▸ **What to do**
Transcribe the following lines exactly, with no changes.

▸ **Element and coordinate records**
════════════════════

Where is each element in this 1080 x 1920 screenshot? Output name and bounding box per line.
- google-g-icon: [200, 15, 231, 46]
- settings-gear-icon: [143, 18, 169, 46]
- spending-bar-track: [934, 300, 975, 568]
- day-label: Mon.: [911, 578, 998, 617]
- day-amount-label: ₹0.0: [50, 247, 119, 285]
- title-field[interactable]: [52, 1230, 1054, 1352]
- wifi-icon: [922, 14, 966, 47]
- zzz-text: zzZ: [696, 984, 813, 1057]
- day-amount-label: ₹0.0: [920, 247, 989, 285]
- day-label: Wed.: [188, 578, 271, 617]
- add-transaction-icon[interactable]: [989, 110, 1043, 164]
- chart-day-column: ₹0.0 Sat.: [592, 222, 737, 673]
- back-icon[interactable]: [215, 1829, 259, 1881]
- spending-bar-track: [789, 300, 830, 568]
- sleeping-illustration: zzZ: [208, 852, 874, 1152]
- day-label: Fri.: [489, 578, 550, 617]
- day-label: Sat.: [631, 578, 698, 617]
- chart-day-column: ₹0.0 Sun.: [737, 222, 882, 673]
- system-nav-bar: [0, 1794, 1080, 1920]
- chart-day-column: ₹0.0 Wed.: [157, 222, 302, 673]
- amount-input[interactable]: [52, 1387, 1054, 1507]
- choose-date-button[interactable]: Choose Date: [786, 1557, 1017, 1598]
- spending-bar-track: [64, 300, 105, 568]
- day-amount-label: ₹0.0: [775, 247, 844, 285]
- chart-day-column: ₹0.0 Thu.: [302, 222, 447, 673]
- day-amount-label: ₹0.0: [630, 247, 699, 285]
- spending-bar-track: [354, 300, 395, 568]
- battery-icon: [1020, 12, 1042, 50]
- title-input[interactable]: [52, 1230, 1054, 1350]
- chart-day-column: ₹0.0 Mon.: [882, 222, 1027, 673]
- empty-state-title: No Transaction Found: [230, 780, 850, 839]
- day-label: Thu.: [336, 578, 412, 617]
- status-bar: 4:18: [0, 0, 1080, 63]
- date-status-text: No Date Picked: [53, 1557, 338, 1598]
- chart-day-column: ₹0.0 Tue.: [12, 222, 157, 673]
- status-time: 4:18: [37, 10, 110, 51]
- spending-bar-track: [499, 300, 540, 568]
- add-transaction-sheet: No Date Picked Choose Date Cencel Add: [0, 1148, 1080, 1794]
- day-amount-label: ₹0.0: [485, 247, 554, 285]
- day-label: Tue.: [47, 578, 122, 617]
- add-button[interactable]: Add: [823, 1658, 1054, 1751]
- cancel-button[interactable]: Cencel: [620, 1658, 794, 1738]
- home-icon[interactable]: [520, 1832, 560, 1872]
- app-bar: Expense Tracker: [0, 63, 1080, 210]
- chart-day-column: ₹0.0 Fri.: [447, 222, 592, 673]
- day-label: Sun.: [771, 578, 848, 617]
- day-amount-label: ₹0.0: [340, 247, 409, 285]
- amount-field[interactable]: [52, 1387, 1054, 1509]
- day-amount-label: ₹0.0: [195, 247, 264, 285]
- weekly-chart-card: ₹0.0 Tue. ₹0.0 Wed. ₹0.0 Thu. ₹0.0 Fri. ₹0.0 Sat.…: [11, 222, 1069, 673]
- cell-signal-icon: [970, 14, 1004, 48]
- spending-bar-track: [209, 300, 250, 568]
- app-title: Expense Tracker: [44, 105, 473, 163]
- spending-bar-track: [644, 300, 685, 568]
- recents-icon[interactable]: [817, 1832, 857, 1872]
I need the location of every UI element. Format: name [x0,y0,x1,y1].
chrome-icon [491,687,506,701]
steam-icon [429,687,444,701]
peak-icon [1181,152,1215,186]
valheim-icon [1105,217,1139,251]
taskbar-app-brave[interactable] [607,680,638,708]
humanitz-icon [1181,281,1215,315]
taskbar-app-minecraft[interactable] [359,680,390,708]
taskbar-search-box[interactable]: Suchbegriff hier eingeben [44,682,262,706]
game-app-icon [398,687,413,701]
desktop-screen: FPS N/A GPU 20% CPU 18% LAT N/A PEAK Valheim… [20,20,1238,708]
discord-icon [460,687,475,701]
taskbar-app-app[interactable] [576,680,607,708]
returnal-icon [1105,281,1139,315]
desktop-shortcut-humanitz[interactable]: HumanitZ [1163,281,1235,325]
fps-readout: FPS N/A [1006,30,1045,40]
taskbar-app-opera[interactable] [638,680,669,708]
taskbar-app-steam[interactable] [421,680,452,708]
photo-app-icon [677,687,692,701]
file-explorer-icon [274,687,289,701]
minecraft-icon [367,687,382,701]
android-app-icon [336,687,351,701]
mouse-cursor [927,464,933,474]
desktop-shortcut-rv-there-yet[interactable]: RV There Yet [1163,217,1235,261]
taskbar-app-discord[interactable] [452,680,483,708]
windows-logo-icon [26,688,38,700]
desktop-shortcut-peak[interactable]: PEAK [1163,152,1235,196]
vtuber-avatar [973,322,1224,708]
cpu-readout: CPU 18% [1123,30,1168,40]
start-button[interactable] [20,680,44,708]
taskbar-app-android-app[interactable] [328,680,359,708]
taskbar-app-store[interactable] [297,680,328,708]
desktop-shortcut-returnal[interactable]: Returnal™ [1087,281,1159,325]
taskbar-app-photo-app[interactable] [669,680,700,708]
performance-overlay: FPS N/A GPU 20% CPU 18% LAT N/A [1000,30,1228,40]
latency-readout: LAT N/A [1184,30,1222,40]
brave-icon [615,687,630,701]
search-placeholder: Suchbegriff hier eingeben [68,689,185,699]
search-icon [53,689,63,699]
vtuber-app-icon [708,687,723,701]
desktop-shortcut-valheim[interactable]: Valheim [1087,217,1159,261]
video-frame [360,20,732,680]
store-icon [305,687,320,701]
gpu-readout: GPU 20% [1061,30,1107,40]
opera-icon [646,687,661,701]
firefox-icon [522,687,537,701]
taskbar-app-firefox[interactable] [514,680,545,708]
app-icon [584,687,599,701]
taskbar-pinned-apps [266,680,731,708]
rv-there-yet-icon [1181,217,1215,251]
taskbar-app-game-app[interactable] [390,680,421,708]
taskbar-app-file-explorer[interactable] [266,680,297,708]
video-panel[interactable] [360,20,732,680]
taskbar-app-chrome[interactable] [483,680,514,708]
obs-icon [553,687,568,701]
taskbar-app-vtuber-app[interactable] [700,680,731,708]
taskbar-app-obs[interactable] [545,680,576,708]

════════════════════

▸ **Written answer**
Where is each element in this 1080 x 1920 screenshot? Output name and bounding box per line.
- google-g-icon: [200, 15, 231, 46]
- settings-gear-icon: [143, 18, 169, 46]
- spending-bar-track: [934, 300, 975, 568]
- day-label: Mon.: [911, 578, 998, 617]
- day-amount-label: ₹0.0: [50, 247, 119, 285]
- title-field[interactable]: [52, 1230, 1054, 1352]
- wifi-icon: [922, 14, 966, 47]
- zzz-text: zzZ: [696, 984, 813, 1057]
- day-amount-label: ₹0.0: [920, 247, 989, 285]
- day-label: Wed.: [188, 578, 271, 617]
- add-transaction-icon[interactable]: [989, 110, 1043, 164]
- chart-day-column: ₹0.0 Sat.: [592, 222, 737, 673]
- back-icon[interactable]: [215, 1829, 259, 1881]
- spending-bar-track: [789, 300, 830, 568]
- sleeping-illustration: zzZ: [208, 852, 874, 1152]
- day-label: Fri.: [489, 578, 550, 617]
- day-label: Sat.: [631, 578, 698, 617]
- chart-day-column: ₹0.0 Sun.: [737, 222, 882, 673]
- system-nav-bar: [0, 1794, 1080, 1920]
- chart-day-column: ₹0.0 Wed.: [157, 222, 302, 673]
- amount-input[interactable]: [52, 1387, 1054, 1507]
- choose-date-button[interactable]: Choose Date: [786, 1557, 1017, 1598]
- spending-bar-track: [64, 300, 105, 568]
- day-amount-label: ₹0.0: [775, 247, 844, 285]
- chart-day-column: ₹0.0 Thu.: [302, 222, 447, 673]
- day-amount-label: ₹0.0: [630, 247, 699, 285]
- spending-bar-track: [354, 300, 395, 568]
- battery-icon: [1020, 12, 1042, 50]
- title-input[interactable]: [52, 1230, 1054, 1350]
- chart-day-column: ₹0.0 Mon.: [882, 222, 1027, 673]
- empty-state-title: No Transaction Found: [230, 780, 850, 839]
- day-label: Thu.: [336, 578, 412, 617]
- status-bar: 4:18: [0, 0, 1080, 63]
- date-status-text: No Date Picked: [53, 1557, 338, 1598]
- chart-day-column: ₹0.0 Tue.: [12, 222, 157, 673]
- status-time: 4:18: [37, 10, 110, 51]
- spending-bar-track: [499, 300, 540, 568]
- add-transaction-sheet: No Date Picked Choose Date Cencel Add: [0, 1148, 1080, 1794]
- day-amount-label: ₹0.0: [485, 247, 554, 285]
- day-label: Tue.: [47, 578, 122, 617]
- add-button[interactable]: Add: [823, 1658, 1054, 1751]
- cancel-button[interactable]: Cencel: [620, 1658, 794, 1738]
- home-icon[interactable]: [520, 1832, 560, 1872]
- app-bar: Expense Tracker: [0, 63, 1080, 210]
- chart-day-column: ₹0.0 Fri.: [447, 222, 592, 673]
- day-label: Sun.: [771, 578, 848, 617]
- day-amount-label: ₹0.0: [340, 247, 409, 285]
- amount-field[interactable]: [52, 1387, 1054, 1509]
- day-amount-label: ₹0.0: [195, 247, 264, 285]
- weekly-chart-card: ₹0.0 Tue. ₹0.0 Wed. ₹0.0 Thu. ₹0.0 Fri. ₹0.0 Sat.…: [11, 222, 1069, 673]
- cell-signal-icon: [970, 14, 1004, 48]
- spending-bar-track: [209, 300, 250, 568]
- app-title: Expense Tracker: [44, 105, 473, 163]
- spending-bar-track: [644, 300, 685, 568]
- recents-icon[interactable]: [817, 1832, 857, 1872]
I need the location of every UI element. Format: name [x0,y0,x1,y1].
chrome-icon [491,687,506,701]
steam-icon [429,687,444,701]
peak-icon [1181,152,1215,186]
valheim-icon [1105,217,1139,251]
taskbar-app-brave[interactable] [607,680,638,708]
humanitz-icon [1181,281,1215,315]
taskbar-app-minecraft[interactable] [359,680,390,708]
taskbar-search-box[interactable]: Suchbegriff hier eingeben [44,682,262,706]
game-app-icon [398,687,413,701]
desktop-screen: FPS N/A GPU 20% CPU 18% LAT N/A PEAK Valheim… [20,20,1238,708]
discord-icon [460,687,475,701]
taskbar-app-app[interactable] [576,680,607,708]
returnal-icon [1105,281,1139,315]
desktop-shortcut-humanitz[interactable]: HumanitZ [1163,281,1235,325]
fps-readout: FPS N/A [1006,30,1045,40]
taskbar-app-opera[interactable] [638,680,669,708]
taskbar-app-steam[interactable] [421,680,452,708]
photo-app-icon [677,687,692,701]
file-explorer-icon [274,687,289,701]
minecraft-icon [367,687,382,701]
android-app-icon [336,687,351,701]
mouse-cursor [927,464,933,474]
desktop-shortcut-rv-there-yet[interactable]: RV There Yet [1163,217,1235,261]
taskbar-app-discord[interactable] [452,680,483,708]
windows-logo-icon [26,688,38,700]
desktop-shortcut-peak[interactable]: PEAK [1163,152,1235,196]
vtuber-avatar [973,322,1224,708]
cpu-readout: CPU 18% [1123,30,1168,40]
start-button[interactable] [20,680,44,708]
taskbar-app-android-app[interactable] [328,680,359,708]
taskbar-app-store[interactable] [297,680,328,708]
desktop-shortcut-returnal[interactable]: Returnal™ [1087,281,1159,325]
taskbar-app-photo-app[interactable] [669,680,700,708]
performance-overlay: FPS N/A GPU 20% CPU 18% LAT N/A [1000,30,1228,40]
latency-readout: LAT N/A [1184,30,1222,40]
brave-icon [615,687,630,701]
search-placeholder: Suchbegriff hier eingeben [68,689,185,699]
search-icon [53,689,63,699]
vtuber-app-icon [708,687,723,701]
desktop-shortcut-valheim[interactable]: Valheim [1087,217,1159,261]
video-frame [360,20,732,680]
store-icon [305,687,320,701]
gpu-readout: GPU 20% [1061,30,1107,40]
opera-icon [646,687,661,701]
firefox-icon [522,687,537,701]
taskbar-app-firefox[interactable] [514,680,545,708]
app-icon [584,687,599,701]
taskbar-pinned-apps [266,680,731,708]
rv-there-yet-icon [1181,217,1215,251]
taskbar-app-game-app[interactable] [390,680,421,708]
taskbar-app-file-explorer[interactable] [266,680,297,708]
video-panel[interactable] [360,20,732,680]
taskbar-app-chrome[interactable] [483,680,514,708]
obs-icon [553,687,568,701]
taskbar-app-vtuber-app[interactable] [700,680,731,708]
taskbar-app-obs[interactable] [545,680,576,708]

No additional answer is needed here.